**GOAL:** The entries below should be given again exactly, minus their pictures.

**Saved entries:**
========
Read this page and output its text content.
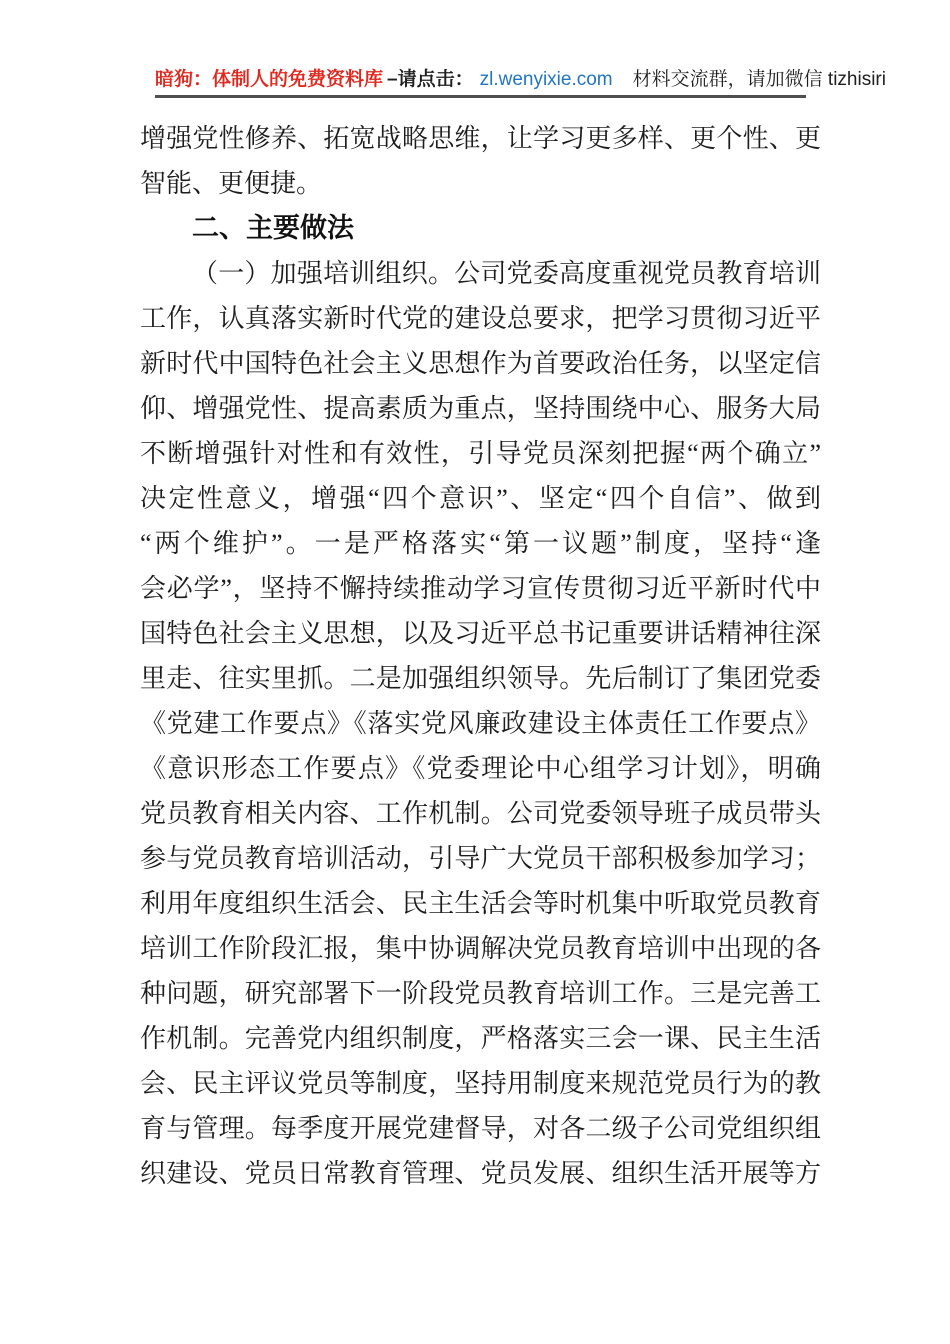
暗狗：体制人的免费资料库 –请点击： zl.wenyixie.com 材料交流群，请加微信 tizhisiri
增强党性修养、拓宽战略思维，让学习更多样、更个性、更
智能、更便捷。
二、主要做法
（一）加强培训组织。公司党委高度重视党员教育培训
工作，认真落实新时代党的建设总要求，把学习贯彻习近平
新时代中国特色社会主义思想作为首要政治任务，以坚定信
仰、增强党性、提高素质为重点，坚持围绕中心、服务大局
不断增强针对性和有效性，引导党员深刻把握“两个确立”
决定性意义，增强“四个意识”、坚定“四个自信”、做到
“两个维护”。一是严格落实“第一议题”制度，坚持“逢
会必学”，坚持不懈持续推动学习宣传贯彻习近平新时代中
国特色社会主义思想，以及习近平总书记重要讲话精神往深
里走、往实里抓。二是加强组织领导。先后制订了集团党委
《党建工作要点》《落实党风廉政建设主体责任工作要点》
《意识形态工作要点》《党委理论中心组学习计划》，明确
党员教育相关内容、工作机制。公司党委领导班子成员带头
参与党员教育培训活动，引导广大党员干部积极参加学习；
利用年度组织生活会、民主生活会等时机集中听取党员教育
培训工作阶段汇报，集中协调解决党员教育培训中出现的各
种问题，研究部署下一阶段党员教育培训工作。三是完善工
作机制。完善党内组织制度，严格落实三会一课、民主生活
会、民主评议党员等制度，坚持用制度来规范党员行为的教
育与管理。每季度开展党建督导，对各二级子公司党组织组
织建设、党员日常教育管理、党员发展、组织生活开展等方
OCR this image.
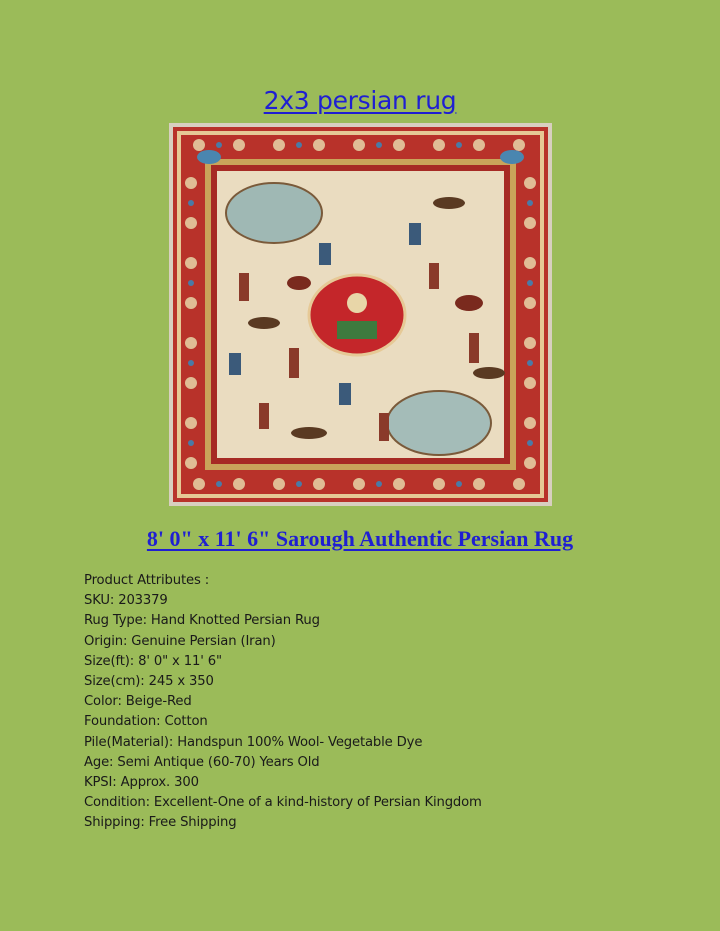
2x3 persian rug
8' 0" x 11' 6" Sarough Authentic Persian Rug
Product Attributes :
SKU: 203379
Rug Type: Hand Knotted Persian Rug
Origin: Genuine Persian (Iran)
Size(ft): 8' 0" x 11' 6"
Size(cm): 245 x 350
Color: Beige-Red
Foundation: Cotton
Pile(Material): Handspun 100% Wool- Vegetable Dye
Age: Semi Antique (60-70) Years Old
KPSI: Approx. 300
Condition: Excellent-One of a kind-history of Persian Kingdom
Shipping: Free Shipping
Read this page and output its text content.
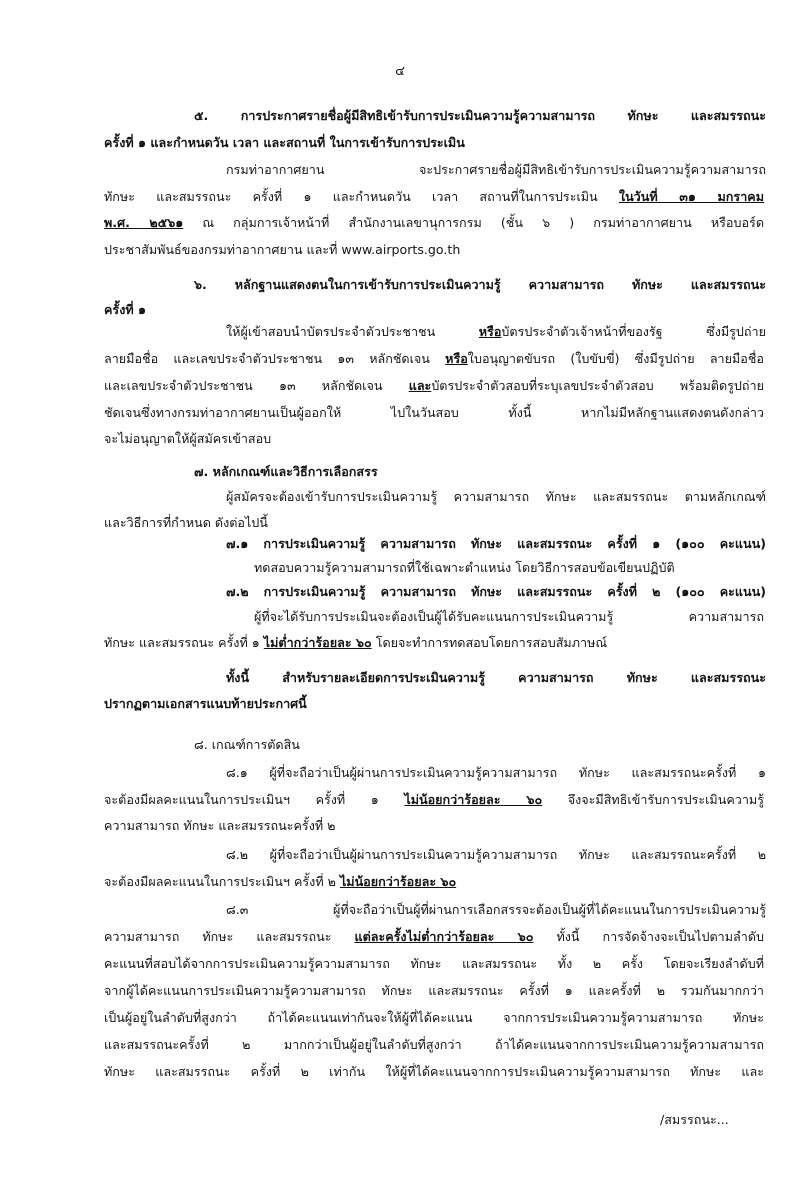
๔
๕. การประกาศรายชื่อผู้มีสิทธิเข้ารับการประเมินความรู้ความสามารถ ทักษะ และสมรรถนะ
ครั้งที่ ๑ และกำหนดวัน เวลา และสถานที่ ในการเข้ารับการประเมิน
กรมท่าอากาศยาน จะประกาศรายชื่อผู้มีสิทธิเข้ารับการประเมินความรู้ความสามารถ
ทักษะ และสมรรถนะ ครั้งที่ ๑ และกำหนดวัน เวลา สถานที่ในการประเมิน ในวันที่ ๓๑ มกราคม
พ.ศ. ๒๕๖๑ ณ กลุ่มการเจ้าหน้าที่ สำนักงานเลขานุการกรม (ชั้น ๖ ) กรมท่าอากาศยาน หรือบอร์ด
ประชาสัมพันธ์ของกรมท่าอากาศยาน และที่ www.airports.go.th
๖. หลักฐานแสดงตนในการเข้ารับการประเมินความรู้ ความสามารถ ทักษะ และสมรรถนะ
ครั้งที่ ๑
ให้ผู้เข้าสอบนำบัตรประจำตัวประชาชน หรือบัตรประจำตัวเจ้าหน้าที่ของรัฐ ซึ่งมีรูปถ่าย
ลายมือชื่อ และเลขประจำตัวประชาชน ๑๓ หลักชัดเจน หรือใบอนุญาตขับรถ (ใบขับขี่) ซึ่งมีรูปถ่าย ลายมือชื่อ
และเลขประจำตัวประชาชน ๑๓ หลักชัดเจน และบัตรประจำตัวสอบที่ระบุเลขประจำตัวสอบ พร้อมติดรูปถ่าย
ชัดเจนซึ่งทางกรมท่าอากาศยานเป็นผู้ออกให้ ไปในวันสอบ ทั้งนี้ หากไม่มีหลักฐานแสดงตนดังกล่าว
จะไม่อนุญาตให้ผู้สมัครเข้าสอบ
๗. หลักเกณฑ์และวิธีการเลือกสรร
ผู้สมัครจะต้องเข้ารับการประเมินความรู้ ความสามารถ ทักษะ และสมรรถนะ ตามหลักเกณฑ์
และวิธีการที่กำหนด ดังต่อไปนี้
๗.๑ การประเมินความรู้ ความสามารถ ทักษะ และสมรรถนะ ครั้งที่ ๑ (๑๐๐ คะแนน)
ทดสอบความรู้ความสามารถที่ใช้เฉพาะตำแหน่ง โดยวิธีการสอบข้อเขียนปฏิบัติ
๗.๒ การประเมินความรู้ ความสามารถ ทักษะ และสมรรถนะ ครั้งที่ ๒ (๑๐๐ คะแนน)
ผู้ที่จะได้รับการประเมินจะต้องเป็นผู้ได้รับคะแนนการประเมินความรู้ ความสามารถ
ทักษะ และสมรรถนะ ครั้งที่ ๑ ไม่ต่ำกว่าร้อยละ ๖๐ โดยจะทำการทดสอบโดยการสอบสัมภาษณ์
ทั้งนี้ สำหรับรายละเอียดการประเมินความรู้ ความสามารถ ทักษะ และสมรรถนะ
ปรากฏตามเอกสารแนบท้ายประกาศนี้
๘. เกณฑ์การตัดสิน
๘.๑ ผู้ที่จะถือว่าเป็นผู้ผ่านการประเมินความรู้ความสามารถ ทักษะ และสมรรถนะครั้งที่ ๑
จะต้องมีผลคะแนนในการประเมินฯ ครั้งที่ ๑ ไม่น้อยกว่าร้อยละ ๖๐ จึงจะมีสิทธิเข้ารับการประเมินความรู้
ความสามารถ ทักษะ และสมรรถนะครั้งที่ ๒
๘.๒ ผู้ที่จะถือว่าเป็นผู้ผ่านการประเมินความรู้ความสามารถ ทักษะ และสมรรถนะครั้งที่ ๒
จะต้องมีผลคะแนนในการประเมินฯ ครั้งที่ ๒ ไม่น้อยกว่าร้อยละ ๖๐
๘.๓ ผู้ที่จะถือว่าเป็นผู้ที่ผ่านการเลือกสรรจะต้องเป็นผู้ที่ได้คะแนนในการประเมินความรู้
ความสามารถ ทักษะ และสมรรถนะ แต่ละครั้งไม่ต่ำกว่าร้อยละ ๖๐ ทั้งนี้ การจัดจ้างจะเป็นไปตามลำดับ
คะแนนที่สอบได้จากการประเมินความรู้ความสามารถ ทักษะ และสมรรถนะ ทั้ง ๒ ครั้ง โดยจะเรียงลำดับที่
จากผู้ได้คะแนนการประเมินความรู้ความสามารถ ทักษะ และสมรรถนะ ครั้งที่ ๑ และครั้งที่ ๒ รวมกันมากกว่า
เป็นผู้อยู่ในลำดับที่สูงกว่า ถ้าได้คะแนนเท่ากันจะให้ผู้ที่ได้คะแนน จากการประเมินความรู้ความสามารถ ทักษะ
และสมรรถนะครั้งที่ ๒ มากกว่าเป็นผู้อยู่ในลำดับที่สูงกว่า ถ้าได้คะแนนจากการประเมินความรู้ความสามารถ
ทักษะ และสมรรถนะ ครั้งที่ ๒ เท่ากัน ให้ผู้ที่ได้คะแนนจากการประเมินความรู้ความสามารถ ทักษะ และ
/สมรรถนะ...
========
**REPLY TO THE TASK:**
Read this page and output its text content.
暗狗：体制人的免费资料库 –请点击： zl.wenyixie.com 材料交流群，请加微信 tizhisiri
增强党性修养、拓宽战略思维，让学习更多样、更个性、更
智能、更便捷。
二、主要做法
（一）加强培训组织。公司党委高度重视党员教育培训
工作，认真落实新时代党的建设总要求，把学习贯彻习近平
新时代中国特色社会主义思想作为首要政治任务，以坚定信
仰、增强党性、提高素质为重点，坚持围绕中心、服务大局
不断增强针对性和有效性，引导党员深刻把握“两个确立”
决定性意义，增强“四个意识”、坚定“四个自信”、做到
“两个维护”。一是严格落实“第一议题”制度，坚持“逢
会必学”，坚持不懈持续推动学习宣传贯彻习近平新时代中
国特色社会主义思想，以及习近平总书记重要讲话精神往深
里走、往实里抓。二是加强组织领导。先后制订了集团党委
《党建工作要点》《落实党风廉政建设主体责任工作要点》
《意识形态工作要点》《党委理论中心组学习计划》，明确
党员教育相关内容、工作机制。公司党委领导班子成员带头
参与党员教育培训活动，引导广大党员干部积极参加学习；
利用年度组织生活会、民主生活会等时机集中听取党员教育
培训工作阶段汇报，集中协调解决党员教育培训中出现的各
种问题，研究部署下一阶段党员教育培训工作。三是完善工
作机制。完善党内组织制度，严格落实三会一课、民主生活
会、民主评议党员等制度，坚持用制度来规范党员行为的教
育与管理。每季度开展党建督导，对各二级子公司党组织组
织建设、党员日常教育管理、党员发展、组织生活开展等方
OCR this image.
2x3 persian rug
8' 0" x 11' 6" Sarough Authentic Persian Rug
Product Attributes :
SKU: 203379
Rug Type: Hand Knotted Persian Rug
Origin: Genuine Persian (Iran)
Size(ft): 8' 0" x 11' 6"
Size(cm): 245 x 350
Color: Beige-Red
Foundation: Cotton
Pile(Material): Handspun 100% Wool- Vegetable Dye
Age: Semi Antique (60-70) Years Old
KPSI: Approx. 300
Condition: Excellent-One of a kind-history of Persian Kingdom
Shipping: Free Shipping
Read this page and output its text content.
๔
๕. การประกาศรายชื่อผู้มีสิทธิเข้ารับการประเมินความรู้ความสามารถ ทักษะ และสมรรถนะ
ครั้งที่ ๑ และกำหนดวัน เวลา และสถานที่ ในการเข้ารับการประเมิน
กรมท่าอากาศยาน จะประกาศรายชื่อผู้มีสิทธิเข้ารับการประเมินความรู้ความสามารถ
ทักษะ และสมรรถนะ ครั้งที่ ๑ และกำหนดวัน เวลา สถานที่ในการประเมิน ในวันที่ ๓๑ มกราคม
พ.ศ. ๒๕๖๑ ณ กลุ่มการเจ้าหน้าที่ สำนักงานเลขานุการกรม (ชั้น ๖ ) กรมท่าอากาศยาน หรือบอร์ด
ประชาสัมพันธ์ของกรมท่าอากาศยาน และที่ www.airports.go.th
๖. หลักฐานแสดงตนในการเข้ารับการประเมินความรู้ ความสามารถ ทักษะ และสมรรถนะ
ครั้งที่ ๑
ให้ผู้เข้าสอบนำบัตรประจำตัวประชาชน หรือบัตรประจำตัวเจ้าหน้าที่ของรัฐ ซึ่งมีรูปถ่าย
ลายมือชื่อ และเลขประจำตัวประชาชน ๑๓ หลักชัดเจน หรือใบอนุญาตขับรถ (ใบขับขี่) ซึ่งมีรูปถ่าย ลายมือชื่อ
และเลขประจำตัวประชาชน ๑๓ หลักชัดเจน และบัตรประจำตัวสอบที่ระบุเลขประจำตัวสอบ พร้อมติดรูปถ่าย
ชัดเจนซึ่งทางกรมท่าอากาศยานเป็นผู้ออกให้ ไปในวันสอบ ทั้งนี้ หากไม่มีหลักฐานแสดงตนดังกล่าว
จะไม่อนุญาตให้ผู้สมัครเข้าสอบ
๗. หลักเกณฑ์และวิธีการเลือกสรร
ผู้สมัครจะต้องเข้ารับการประเมินความรู้ ความสามารถ ทักษะ และสมรรถนะ ตามหลักเกณฑ์
และวิธีการที่กำหนด ดังต่อไปนี้
๗.๑ การประเมินความรู้ ความสามารถ ทักษะ และสมรรถนะ ครั้งที่ ๑ (๑๐๐ คะแนน)
ทดสอบความรู้ความสามารถที่ใช้เฉพาะตำแหน่ง โดยวิธีการสอบข้อเขียนปฏิบัติ
๗.๒ การประเมินความรู้ ความสามารถ ทักษะ และสมรรถนะ ครั้งที่ ๒ (๑๐๐ คะแนน)
ผู้ที่จะได้รับการประเมินจะต้องเป็นผู้ได้รับคะแนนการประเมินความรู้ ความสามารถ
ทักษะ และสมรรถนะ ครั้งที่ ๑ ไม่ต่ำกว่าร้อยละ ๖๐ โดยจะทำการทดสอบโดยการสอบสัมภาษณ์
ทั้งนี้ สำหรับรายละเอียดการประเมินความรู้ ความสามารถ ทักษะ และสมรรถนะ
ปรากฏตามเอกสารแนบท้ายประกาศนี้
๘. เกณฑ์การตัดสิน
๘.๑ ผู้ที่จะถือว่าเป็นผู้ผ่านการประเมินความรู้ความสามารถ ทักษะ และสมรรถนะครั้งที่ ๑
จะต้องมีผลคะแนนในการประเมินฯ ครั้งที่ ๑ ไม่น้อยกว่าร้อยละ ๖๐ จึงจะมีสิทธิเข้ารับการประเมินความรู้
ความสามารถ ทักษะ และสมรรถนะครั้งที่ ๒
๘.๒ ผู้ที่จะถือว่าเป็นผู้ผ่านการประเมินความรู้ความสามารถ ทักษะ และสมรรถนะครั้งที่ ๒
จะต้องมีผลคะแนนในการประเมินฯ ครั้งที่ ๒ ไม่น้อยกว่าร้อยละ ๖๐
๘.๓ ผู้ที่จะถือว่าเป็นผู้ที่ผ่านการเลือกสรรจะต้องเป็นผู้ที่ได้คะแนนในการประเมินความรู้
ความสามารถ ทักษะ และสมรรถนะ แต่ละครั้งไม่ต่ำกว่าร้อยละ ๖๐ ทั้งนี้ การจัดจ้างจะเป็นไปตามลำดับ
คะแนนที่สอบได้จากการประเมินความรู้ความสามารถ ทักษะ และสมรรถนะ ทั้ง ๒ ครั้ง โดยจะเรียงลำดับที่
จากผู้ได้คะแนนการประเมินความรู้ความสามารถ ทักษะ และสมรรถนะ ครั้งที่ ๑ และครั้งที่ ๒ รวมกันมากกว่า
เป็นผู้อยู่ในลำดับที่สูงกว่า ถ้าได้คะแนนเท่ากันจะให้ผู้ที่ได้คะแนน จากการประเมินความรู้ความสามารถ ทักษะ
และสมรรถนะครั้งที่ ๒ มากกว่าเป็นผู้อยู่ในลำดับที่สูงกว่า ถ้าได้คะแนนจากการประเมินความรู้ความสามารถ
ทักษะ และสมรรถนะ ครั้งที่ ๒ เท่ากัน ให้ผู้ที่ได้คะแนนจากการประเมินความรู้ความสามารถ ทักษะ และ
/สมรรถนะ...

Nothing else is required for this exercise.